--- INPUT MATERIAL ---

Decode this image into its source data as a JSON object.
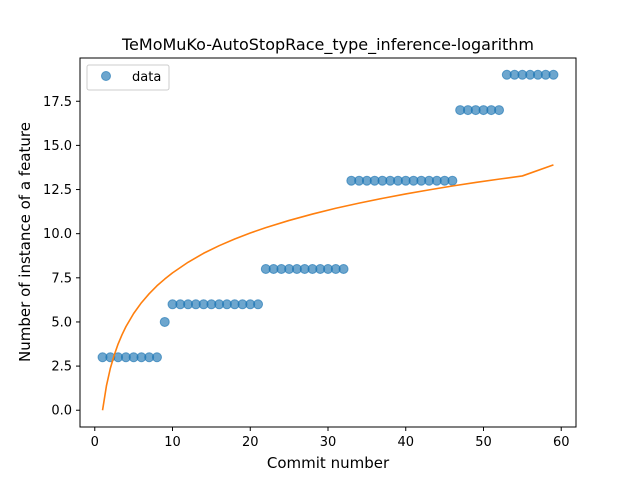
{
  "chart_data": {
    "type": "scatter",
    "title": "TeMoMuKo-AutoStopRace_type_inference-logarithm",
    "xlabel": "Commit number",
    "ylabel": "Number of instance of a feature",
    "xlim": [
      -1.9,
      61.9
    ],
    "ylim": [
      -0.95,
      19.95
    ],
    "xticks": [
      0,
      10,
      20,
      30,
      40,
      50,
      60
    ],
    "yticks": [
      0.0,
      2.5,
      5.0,
      7.5,
      10.0,
      12.5,
      15.0,
      17.5
    ],
    "xtick_labels": [
      "0",
      "10",
      "20",
      "30",
      "40",
      "50",
      "60"
    ],
    "ytick_labels": [
      "0.0",
      "2.5",
      "5.0",
      "7.5",
      "10.0",
      "12.5",
      "15.0",
      "17.5"
    ],
    "grid": false,
    "legend": {
      "position": "top-left",
      "entries": [
        "data"
      ]
    },
    "series": [
      {
        "name": "data",
        "kind": "scatter",
        "color": "#1f77b4",
        "x": [
          1,
          2,
          3,
          4,
          5,
          6,
          7,
          8,
          9,
          10,
          11,
          12,
          13,
          14,
          15,
          16,
          17,
          18,
          19,
          20,
          21,
          22,
          23,
          24,
          25,
          26,
          27,
          28,
          29,
          30,
          31,
          32,
          33,
          34,
          35,
          36,
          37,
          38,
          39,
          40,
          41,
          42,
          43,
          44,
          45,
          46,
          47,
          48,
          49,
          50,
          51,
          52,
          53,
          54,
          55,
          56,
          57,
          58,
          59
        ],
        "y": [
          3,
          3,
          3,
          3,
          3,
          3,
          3,
          3,
          5,
          6,
          6,
          6,
          6,
          6,
          6,
          6,
          6,
          6,
          6,
          6,
          6,
          8,
          8,
          8,
          8,
          8,
          8,
          8,
          8,
          8,
          8,
          8,
          13,
          13,
          13,
          13,
          13,
          13,
          13,
          13,
          13,
          13,
          13,
          13,
          13,
          13,
          17,
          17,
          17,
          17,
          17,
          17,
          19,
          19,
          19,
          19,
          19,
          19,
          19
        ]
      },
      {
        "kind": "line",
        "color": "#ff7f0e",
        "x": [
          1,
          1.5,
          2,
          2.5,
          3,
          3.5,
          4,
          5,
          6,
          7,
          8,
          9,
          10,
          12,
          14,
          16,
          18,
          20,
          22,
          25,
          28,
          31,
          34,
          37,
          40,
          43,
          46,
          49,
          52,
          55,
          59
        ],
        "y": [
          0.0,
          1.38,
          2.37,
          3.12,
          3.75,
          4.27,
          4.73,
          5.48,
          6.09,
          6.6,
          7.05,
          7.43,
          7.78,
          8.38,
          8.89,
          9.32,
          9.7,
          10.04,
          10.34,
          10.75,
          11.11,
          11.44,
          11.73,
          12.0,
          12.25,
          12.48,
          12.7,
          12.9,
          13.09,
          13.27,
          13.9
        ]
      }
    ]
  }
}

---

DIRECTIONS FOR THIS TASK: Return the listing above in full and without alteration, excluding its pictures.

TASK RESPONSE:
Decode this image into its source data as a JSON object.
{
  "chart_data": {
    "type": "scatter",
    "title": "TeMoMuKo-AutoStopRace_type_inference-logarithm",
    "xlabel": "Commit number",
    "ylabel": "Number of instance of a feature",
    "xlim": [
      -1.9,
      61.9
    ],
    "ylim": [
      -0.95,
      19.95
    ],
    "xticks": [
      0,
      10,
      20,
      30,
      40,
      50,
      60
    ],
    "yticks": [
      0.0,
      2.5,
      5.0,
      7.5,
      10.0,
      12.5,
      15.0,
      17.5
    ],
    "xtick_labels": [
      "0",
      "10",
      "20",
      "30",
      "40",
      "50",
      "60"
    ],
    "ytick_labels": [
      "0.0",
      "2.5",
      "5.0",
      "7.5",
      "10.0",
      "12.5",
      "15.0",
      "17.5"
    ],
    "grid": false,
    "legend": {
      "position": "top-left",
      "entries": [
        "data"
      ]
    },
    "series": [
      {
        "name": "data",
        "kind": "scatter",
        "color": "#1f77b4",
        "x": [
          1,
          2,
          3,
          4,
          5,
          6,
          7,
          8,
          9,
          10,
          11,
          12,
          13,
          14,
          15,
          16,
          17,
          18,
          19,
          20,
          21,
          22,
          23,
          24,
          25,
          26,
          27,
          28,
          29,
          30,
          31,
          32,
          33,
          34,
          35,
          36,
          37,
          38,
          39,
          40,
          41,
          42,
          43,
          44,
          45,
          46,
          47,
          48,
          49,
          50,
          51,
          52,
          53,
          54,
          55,
          56,
          57,
          58,
          59
        ],
        "y": [
          3,
          3,
          3,
          3,
          3,
          3,
          3,
          3,
          5,
          6,
          6,
          6,
          6,
          6,
          6,
          6,
          6,
          6,
          6,
          6,
          6,
          8,
          8,
          8,
          8,
          8,
          8,
          8,
          8,
          8,
          8,
          8,
          13,
          13,
          13,
          13,
          13,
          13,
          13,
          13,
          13,
          13,
          13,
          13,
          13,
          13,
          17,
          17,
          17,
          17,
          17,
          17,
          19,
          19,
          19,
          19,
          19,
          19,
          19
        ]
      },
      {
        "kind": "line",
        "color": "#ff7f0e",
        "x": [
          1,
          1.5,
          2,
          2.5,
          3,
          3.5,
          4,
          5,
          6,
          7,
          8,
          9,
          10,
          12,
          14,
          16,
          18,
          20,
          22,
          25,
          28,
          31,
          34,
          37,
          40,
          43,
          46,
          49,
          52,
          55,
          59
        ],
        "y": [
          0.0,
          1.38,
          2.37,
          3.12,
          3.75,
          4.27,
          4.73,
          5.48,
          6.09,
          6.6,
          7.05,
          7.43,
          7.78,
          8.38,
          8.89,
          9.32,
          9.7,
          10.04,
          10.34,
          10.75,
          11.11,
          11.44,
          11.73,
          12.0,
          12.25,
          12.48,
          12.7,
          12.9,
          13.09,
          13.27,
          13.9
        ]
      }
    ]
  }
}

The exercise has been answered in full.